Your task.
Tell how many lines in the data below include the word "this". The answer is the number only.
### Data shown
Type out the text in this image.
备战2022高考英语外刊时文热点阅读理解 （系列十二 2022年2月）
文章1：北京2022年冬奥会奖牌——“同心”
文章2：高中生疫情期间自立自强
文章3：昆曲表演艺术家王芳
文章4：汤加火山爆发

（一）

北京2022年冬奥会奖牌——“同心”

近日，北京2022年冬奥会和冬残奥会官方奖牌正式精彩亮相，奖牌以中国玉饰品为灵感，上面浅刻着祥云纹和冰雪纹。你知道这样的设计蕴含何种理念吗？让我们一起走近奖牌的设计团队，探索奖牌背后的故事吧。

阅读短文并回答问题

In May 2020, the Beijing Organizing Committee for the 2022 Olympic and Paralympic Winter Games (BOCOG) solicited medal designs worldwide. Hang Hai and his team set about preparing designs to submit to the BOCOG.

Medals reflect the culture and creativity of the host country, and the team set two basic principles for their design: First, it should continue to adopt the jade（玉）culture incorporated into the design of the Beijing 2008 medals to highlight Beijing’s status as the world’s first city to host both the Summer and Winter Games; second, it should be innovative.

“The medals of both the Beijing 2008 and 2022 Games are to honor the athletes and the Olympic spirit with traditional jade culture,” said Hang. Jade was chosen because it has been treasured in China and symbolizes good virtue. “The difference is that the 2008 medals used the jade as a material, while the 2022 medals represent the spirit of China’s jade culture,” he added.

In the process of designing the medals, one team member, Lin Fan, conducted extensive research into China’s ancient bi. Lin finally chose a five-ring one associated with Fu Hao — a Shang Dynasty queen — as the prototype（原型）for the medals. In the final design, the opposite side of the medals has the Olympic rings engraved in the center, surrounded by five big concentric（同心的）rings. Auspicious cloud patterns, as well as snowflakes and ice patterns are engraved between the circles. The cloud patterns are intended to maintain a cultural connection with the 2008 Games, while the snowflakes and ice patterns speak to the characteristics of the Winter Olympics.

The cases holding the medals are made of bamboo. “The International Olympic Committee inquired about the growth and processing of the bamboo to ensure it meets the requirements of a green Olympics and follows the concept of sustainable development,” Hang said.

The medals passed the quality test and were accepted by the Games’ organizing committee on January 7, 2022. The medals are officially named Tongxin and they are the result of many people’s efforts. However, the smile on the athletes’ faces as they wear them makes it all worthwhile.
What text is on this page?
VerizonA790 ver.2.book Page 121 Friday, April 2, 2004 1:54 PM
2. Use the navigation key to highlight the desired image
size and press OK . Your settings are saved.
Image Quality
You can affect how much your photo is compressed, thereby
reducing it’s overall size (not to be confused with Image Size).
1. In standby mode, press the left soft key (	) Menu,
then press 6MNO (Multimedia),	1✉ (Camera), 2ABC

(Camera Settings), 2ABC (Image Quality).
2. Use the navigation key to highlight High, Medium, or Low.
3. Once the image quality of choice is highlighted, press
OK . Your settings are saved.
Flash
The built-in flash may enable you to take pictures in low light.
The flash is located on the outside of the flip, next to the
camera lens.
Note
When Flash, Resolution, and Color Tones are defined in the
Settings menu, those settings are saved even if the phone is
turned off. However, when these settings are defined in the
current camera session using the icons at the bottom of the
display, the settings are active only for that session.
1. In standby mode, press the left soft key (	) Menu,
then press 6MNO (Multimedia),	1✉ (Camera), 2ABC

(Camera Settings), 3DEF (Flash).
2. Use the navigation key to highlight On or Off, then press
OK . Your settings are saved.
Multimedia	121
######
Task response.
2